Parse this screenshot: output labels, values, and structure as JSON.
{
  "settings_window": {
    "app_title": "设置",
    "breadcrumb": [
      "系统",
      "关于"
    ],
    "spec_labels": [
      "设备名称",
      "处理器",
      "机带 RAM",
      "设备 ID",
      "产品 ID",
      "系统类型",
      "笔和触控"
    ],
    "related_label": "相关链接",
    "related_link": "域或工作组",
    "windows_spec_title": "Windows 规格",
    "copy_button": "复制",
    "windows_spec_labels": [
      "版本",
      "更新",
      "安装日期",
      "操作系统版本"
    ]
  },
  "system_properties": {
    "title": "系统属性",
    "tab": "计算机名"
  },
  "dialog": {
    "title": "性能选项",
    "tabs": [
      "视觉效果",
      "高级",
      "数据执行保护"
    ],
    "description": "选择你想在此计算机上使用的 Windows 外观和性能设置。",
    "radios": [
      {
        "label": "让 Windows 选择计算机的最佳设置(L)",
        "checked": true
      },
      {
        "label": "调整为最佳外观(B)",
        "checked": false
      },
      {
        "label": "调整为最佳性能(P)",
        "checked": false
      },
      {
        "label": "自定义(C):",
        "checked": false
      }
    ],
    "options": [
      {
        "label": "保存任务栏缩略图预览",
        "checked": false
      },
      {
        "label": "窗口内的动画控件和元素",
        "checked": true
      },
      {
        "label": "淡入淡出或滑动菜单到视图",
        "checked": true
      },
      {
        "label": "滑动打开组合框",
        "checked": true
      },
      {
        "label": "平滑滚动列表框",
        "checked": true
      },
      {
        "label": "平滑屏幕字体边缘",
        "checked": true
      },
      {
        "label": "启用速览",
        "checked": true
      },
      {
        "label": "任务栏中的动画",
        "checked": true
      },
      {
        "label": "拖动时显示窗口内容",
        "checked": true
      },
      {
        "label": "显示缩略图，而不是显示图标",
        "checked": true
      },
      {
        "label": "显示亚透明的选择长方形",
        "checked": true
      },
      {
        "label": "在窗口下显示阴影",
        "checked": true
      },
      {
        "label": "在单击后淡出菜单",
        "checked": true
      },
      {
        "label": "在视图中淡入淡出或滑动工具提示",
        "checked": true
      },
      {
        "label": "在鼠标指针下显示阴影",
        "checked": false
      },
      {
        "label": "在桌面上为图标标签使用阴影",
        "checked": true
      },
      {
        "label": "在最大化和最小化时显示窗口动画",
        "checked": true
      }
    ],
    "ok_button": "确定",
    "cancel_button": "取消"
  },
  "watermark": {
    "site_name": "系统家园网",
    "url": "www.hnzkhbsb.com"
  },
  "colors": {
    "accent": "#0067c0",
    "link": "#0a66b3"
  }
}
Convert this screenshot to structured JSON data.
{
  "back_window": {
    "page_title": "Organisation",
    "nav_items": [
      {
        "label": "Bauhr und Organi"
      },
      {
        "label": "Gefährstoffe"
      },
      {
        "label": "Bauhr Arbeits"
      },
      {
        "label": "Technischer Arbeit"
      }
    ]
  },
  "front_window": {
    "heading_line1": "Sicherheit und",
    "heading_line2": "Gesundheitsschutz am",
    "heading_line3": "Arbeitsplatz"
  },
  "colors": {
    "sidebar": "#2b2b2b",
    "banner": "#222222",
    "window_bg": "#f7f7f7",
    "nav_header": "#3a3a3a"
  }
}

★ ★ ★ ★ ★

Goal: Transcribe every entry exactly, omitting nothing.

Written solution:
Parse this screenshot: output labels, values, and structure as JSON.
{
  "settings_window": {
    "app_title": "设置",
    "breadcrumb": [
      "系统",
      "关于"
    ],
    "spec_labels": [
      "设备名称",
      "处理器",
      "机带 RAM",
      "设备 ID",
      "产品 ID",
      "系统类型",
      "笔和触控"
    ],
    "related_label": "相关链接",
    "related_link": "域或工作组",
    "windows_spec_title": "Windows 规格",
    "copy_button": "复制",
    "windows_spec_labels": [
      "版本",
      "更新",
      "安装日期",
      "操作系统版本"
    ]
  },
  "system_properties": {
    "title": "系统属性",
    "tab": "计算机名"
  },
  "dialog": {
    "title": "性能选项",
    "tabs": [
      "视觉效果",
      "高级",
      "数据执行保护"
    ],
    "description": "选择你想在此计算机上使用的 Windows 外观和性能设置。",
    "radios": [
      {
        "label": "让 Windows 选择计算机的最佳设置(L)",
        "checked": true
      },
      {
        "label": "调整为最佳外观(B)",
        "checked": false
      },
      {
        "label": "调整为最佳性能(P)",
        "checked": false
      },
      {
        "label": "自定义(C):",
        "checked": false
      }
    ],
    "options": [
      {
        "label": "保存任务栏缩略图预览",
        "checked": false
      },
      {
        "label": "窗口内的动画控件和元素",
        "checked": true
      },
      {
        "label": "淡入淡出或滑动菜单到视图",
        "checked": true
      },
      {
        "label": "滑动打开组合框",
        "checked": true
      },
      {
        "label": "平滑滚动列表框",
        "checked": true
      },
      {
        "label": "平滑屏幕字体边缘",
        "checked": true
      },
      {
        "label": "启用速览",
        "checked": true
      },
      {
        "label": "任务栏中的动画",
        "checked": true
      },
      {
        "label": "拖动时显示窗口内容",
        "checked": true
      },
      {
        "label": "显示缩略图，而不是显示图标",
        "checked": true
      },
      {
        "label": "显示亚透明的选择长方形",
        "checked": true
      },
      {
        "label": "在窗口下显示阴影",
        "checked": true
      },
      {
        "label": "在单击后淡出菜单",
        "checked": true
      },
      {
        "label": "在视图中淡入淡出或滑动工具提示",
        "checked": true
      },
      {
        "label": "在鼠标指针下显示阴影",
        "checked": false
      },
      {
        "label": "在桌面上为图标标签使用阴影",
        "checked": true
      },
      {
        "label": "在最大化和最小化时显示窗口动画",
        "checked": true
      }
    ],
    "ok_button": "确定",
    "cancel_button": "取消"
  },
  "watermark": {
    "site_name": "系统家园网",
    "url": "www.hnzkhbsb.com"
  },
  "colors": {
    "accent": "#0067c0",
    "link": "#0a66b3"
  }
}
Convert this screenshot to structured JSON data.
{
  "back_window": {
    "page_title": "Organisation",
    "nav_items": [
      {
        "label": "Bauhr und Organi"
      },
      {
        "label": "Gefährstoffe"
      },
      {
        "label": "Bauhr Arbeits"
      },
      {
        "label": "Technischer Arbeit"
      }
    ]
  },
  "front_window": {
    "heading_line1": "Sicherheit und",
    "heading_line2": "Gesundheitsschutz am",
    "heading_line3": "Arbeitsplatz"
  },
  "colors": {
    "sidebar": "#2b2b2b",
    "banner": "#222222",
    "window_bg": "#f7f7f7",
    "nav_header": "#3a3a3a"
  }
}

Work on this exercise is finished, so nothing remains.